* Set exercise *
Copy all lines in which the word "Improvement" can be found.

* Chart and figure data *
════════════════════
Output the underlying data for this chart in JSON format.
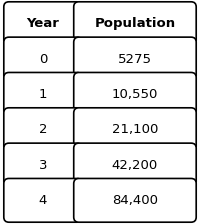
{
  "headers": [
    "Year",
    "Population"
  ],
  "rows": [
    [
      "0",
      "5275"
    ],
    [
      "1",
      "10,550"
    ],
    [
      "2",
      "21,100"
    ],
    [
      "3",
      "42,200"
    ],
    [
      "4",
      "84,400"
    ]
  ],
  "header_fontsize": 9.5,
  "cell_fontsize": 9.5,
  "bg_color": "#ffffff",
  "border_color": "#000000",
  "text_color": "#000000",
  "fig_width": 2.0,
  "fig_height": 2.24,
  "dpi": 100
}
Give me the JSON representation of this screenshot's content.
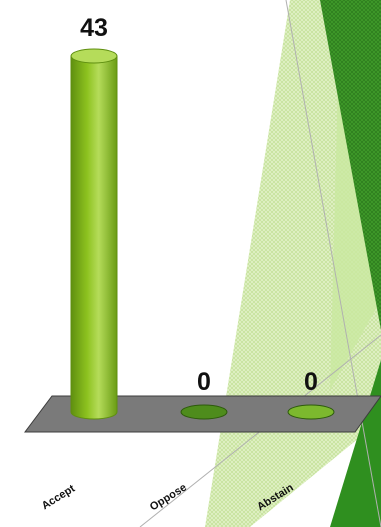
{
  "chart_data": {
    "type": "bar",
    "categories": [
      "Accept",
      "Oppose",
      "Abstain"
    ],
    "values": [
      43,
      0,
      0
    ],
    "data_labels": [
      "43",
      "0",
      "0"
    ],
    "ylim": [
      0,
      43
    ],
    "colors": {
      "bar_fill": "#8dc21f",
      "bar_dark": "#5f8f10",
      "bar_light": "#b5dc5a",
      "zero_fills": [
        "#8dc21f",
        "#4e8c1c",
        "#7cb82e"
      ],
      "floor": "#7a7a7a",
      "floor_edge": "#3c3c3c",
      "decor_green": "#2f8f1f",
      "decor_light": "#c9e8a0"
    },
    "grid": false,
    "legend": "none"
  }
}
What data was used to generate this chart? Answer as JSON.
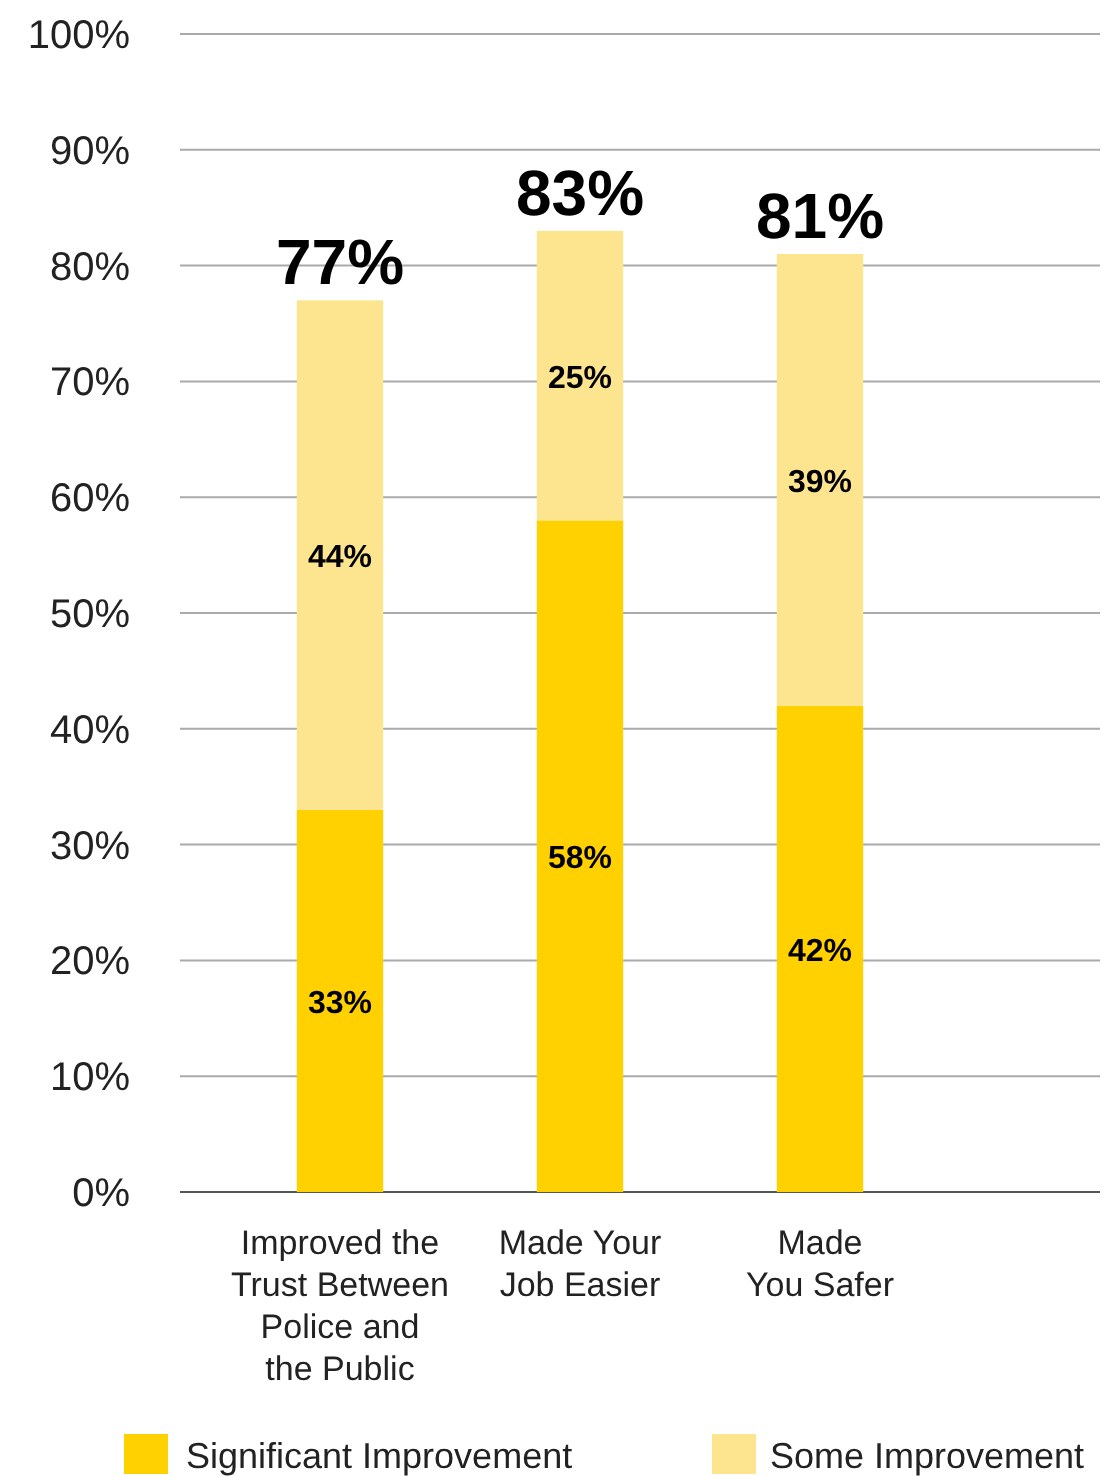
{
  "chart_data": {
    "type": "bar",
    "stacked": true,
    "categories": [
      "Improved the\nTrust Between\nPolice and\nthe Public",
      "Made Your\nJob Easier",
      "Made\nYou Safer"
    ],
    "series": [
      {
        "name": "Significant Improvement",
        "color": "#ffd100",
        "values": [
          33,
          58,
          42
        ],
        "value_labels": [
          "33%",
          "58%",
          "42%"
        ]
      },
      {
        "name": "Some Improvement",
        "color": "#fde48f",
        "values": [
          44,
          25,
          39
        ],
        "value_labels": [
          "44%",
          "25%",
          "39%"
        ]
      }
    ],
    "totals": [
      "77%",
      "83%",
      "81%"
    ],
    "ylim": [
      0,
      100
    ],
    "yticks": [
      {
        "value": 0,
        "label": "0%"
      },
      {
        "value": 10,
        "label": "10%"
      },
      {
        "value": 20,
        "label": "20%"
      },
      {
        "value": 30,
        "label": "30%"
      },
      {
        "value": 40,
        "label": "40%"
      },
      {
        "value": 50,
        "label": "50%"
      },
      {
        "value": 60,
        "label": "60%"
      },
      {
        "value": 70,
        "label": "70%"
      },
      {
        "value": 80,
        "label": "80%"
      },
      {
        "value": 90,
        "label": "90%"
      },
      {
        "value": 100,
        "label": "100%"
      }
    ],
    "grid": "y",
    "legend": "bottom"
  }
}
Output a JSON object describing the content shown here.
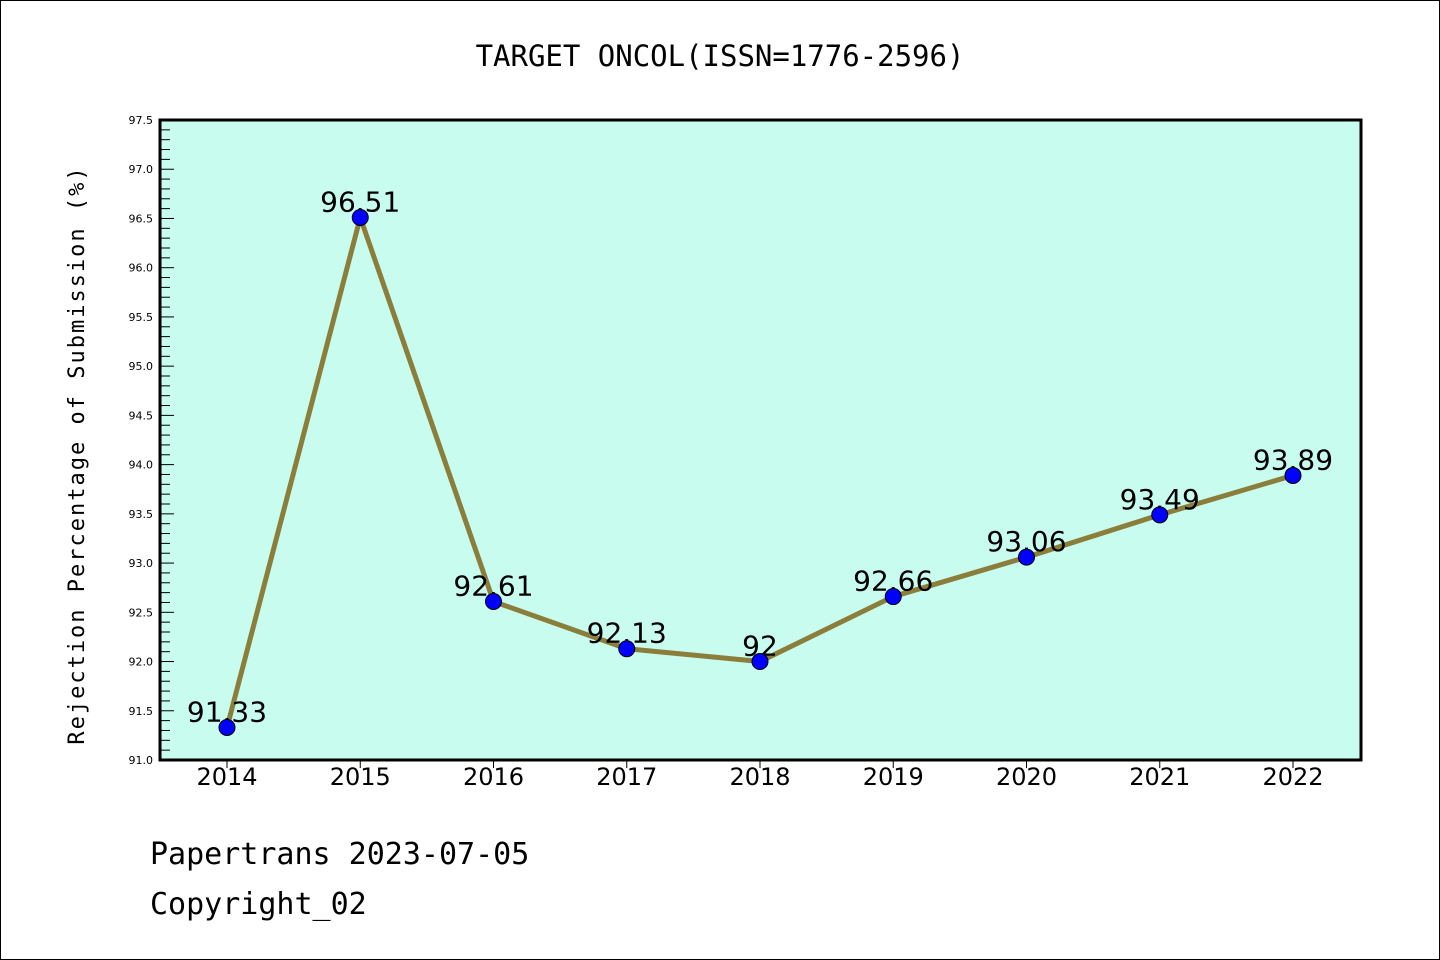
{
  "chart_data": {
    "type": "line",
    "title": "TARGET ONCOL(ISSN=1776-2596)",
    "xlabel": "",
    "ylabel": "Rejection Percentage of Submission (%)",
    "categories": [
      "2014",
      "2015",
      "2016",
      "2017",
      "2018",
      "2019",
      "2020",
      "2021",
      "2022"
    ],
    "series": [
      {
        "name": "Rejection Percentage",
        "values": [
          91.33,
          96.51,
          92.61,
          92.13,
          92.0,
          92.66,
          93.06,
          93.49,
          93.89
        ],
        "labels": [
          "91.33",
          "96.51",
          "92.61",
          "92.13",
          "92",
          "92.66",
          "93.06",
          "93.49",
          "93.89"
        ],
        "line_color": "#8b7d3a",
        "marker_color": "#0000ff"
      }
    ],
    "ylim": [
      91.0,
      97.5
    ],
    "yticks": [
      "91.0",
      "91.5",
      "92.0",
      "92.5",
      "93.0",
      "93.5",
      "94.0",
      "94.5",
      "95.0",
      "95.5",
      "96.0",
      "96.5",
      "97.0",
      "97.5"
    ],
    "ytick_values": [
      91.0,
      91.5,
      92.0,
      92.5,
      93.0,
      93.5,
      94.0,
      94.5,
      95.0,
      95.5,
      96.0,
      96.5,
      97.0,
      97.5
    ],
    "minor_tick_step": 0.1,
    "grid": false,
    "legend": "none",
    "background": "#c8fcee"
  },
  "footer": {
    "line1": "Papertrans 2023-07-05",
    "line2": "Copyright_02"
  }
}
════════════════════
* Finished exercise *
        "name": "Significant Improvement",
        "name": "Some Improvement",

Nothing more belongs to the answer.